SELECTED EXCERPT
Shortly before dawn two months ago, six men were preparing to leave for work at a bauxite mine close to this tribal hamlet at the foot of the misty, blue hills of Netarhat, about 170 km north of Jharkhand capital Ranchi.
They boarded a truck, and as soon as they hit the high road, came under a volley of bullets that shattered the stillness of dawn. When the firing stopped, the bodies of Hiralal Oraon, 25, and his neighbour, Neelesh Oraon, 30, lay in a pool of blood, riddled with bullets.
Two of the mine workers received serious gunshot wounds, the remaining managed to escape under the cover of darkness.
Since then, the murder of the two innocent villagers, besides the near-fatal injuries to two others at the hands of the security forces, has become an emotive weapon for Maoist rebels trying to convince villagers to boycott the impending assembly elections in the state.
In meeting after meeting across the tribal regions of Gumla, Maoist workers are showcasing the shooting as an example of government apathy, telling tribal villagers that their votes would not end their life of misery but only keep those responsible for these deaths in power.
“Their scars are fresh and their never-ending woes have just begun,” top Maoist commander Deenbandhu told Hindustan Times, referring to the families of the victims.
“Unfortunately neither the guilty police nor the media is fulfilling their responsibilities towards the three families (of the victims).”

INFORMATION SUPPLIED
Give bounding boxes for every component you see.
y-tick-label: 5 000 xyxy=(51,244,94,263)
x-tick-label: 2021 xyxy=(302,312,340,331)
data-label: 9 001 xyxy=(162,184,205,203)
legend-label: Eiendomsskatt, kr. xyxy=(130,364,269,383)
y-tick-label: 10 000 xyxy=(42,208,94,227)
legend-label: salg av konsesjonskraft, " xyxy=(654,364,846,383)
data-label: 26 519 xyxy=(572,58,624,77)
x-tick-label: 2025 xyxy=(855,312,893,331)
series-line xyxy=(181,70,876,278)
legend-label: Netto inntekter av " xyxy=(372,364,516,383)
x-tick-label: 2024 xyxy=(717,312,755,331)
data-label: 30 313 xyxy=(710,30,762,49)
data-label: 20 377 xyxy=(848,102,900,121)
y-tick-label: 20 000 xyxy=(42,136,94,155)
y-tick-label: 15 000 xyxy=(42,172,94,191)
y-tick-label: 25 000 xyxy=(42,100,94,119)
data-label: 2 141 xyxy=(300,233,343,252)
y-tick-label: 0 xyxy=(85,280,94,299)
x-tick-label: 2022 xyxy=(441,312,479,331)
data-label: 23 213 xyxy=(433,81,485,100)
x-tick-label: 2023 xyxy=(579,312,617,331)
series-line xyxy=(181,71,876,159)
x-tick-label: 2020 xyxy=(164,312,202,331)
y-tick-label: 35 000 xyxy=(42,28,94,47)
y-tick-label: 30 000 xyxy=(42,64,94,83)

PROMPT
Answer these questions using the news report above on the Netarhat shooting:
1. How far is the hamlet from Ranchi, and in which direction?
2. How old was Hiralal Oraon?
3. Which Maoist commander spoke to Hindustan Times?

SOLUTION BELOW
1. About 170 km north.
2. 25.
3. Deenbandhu.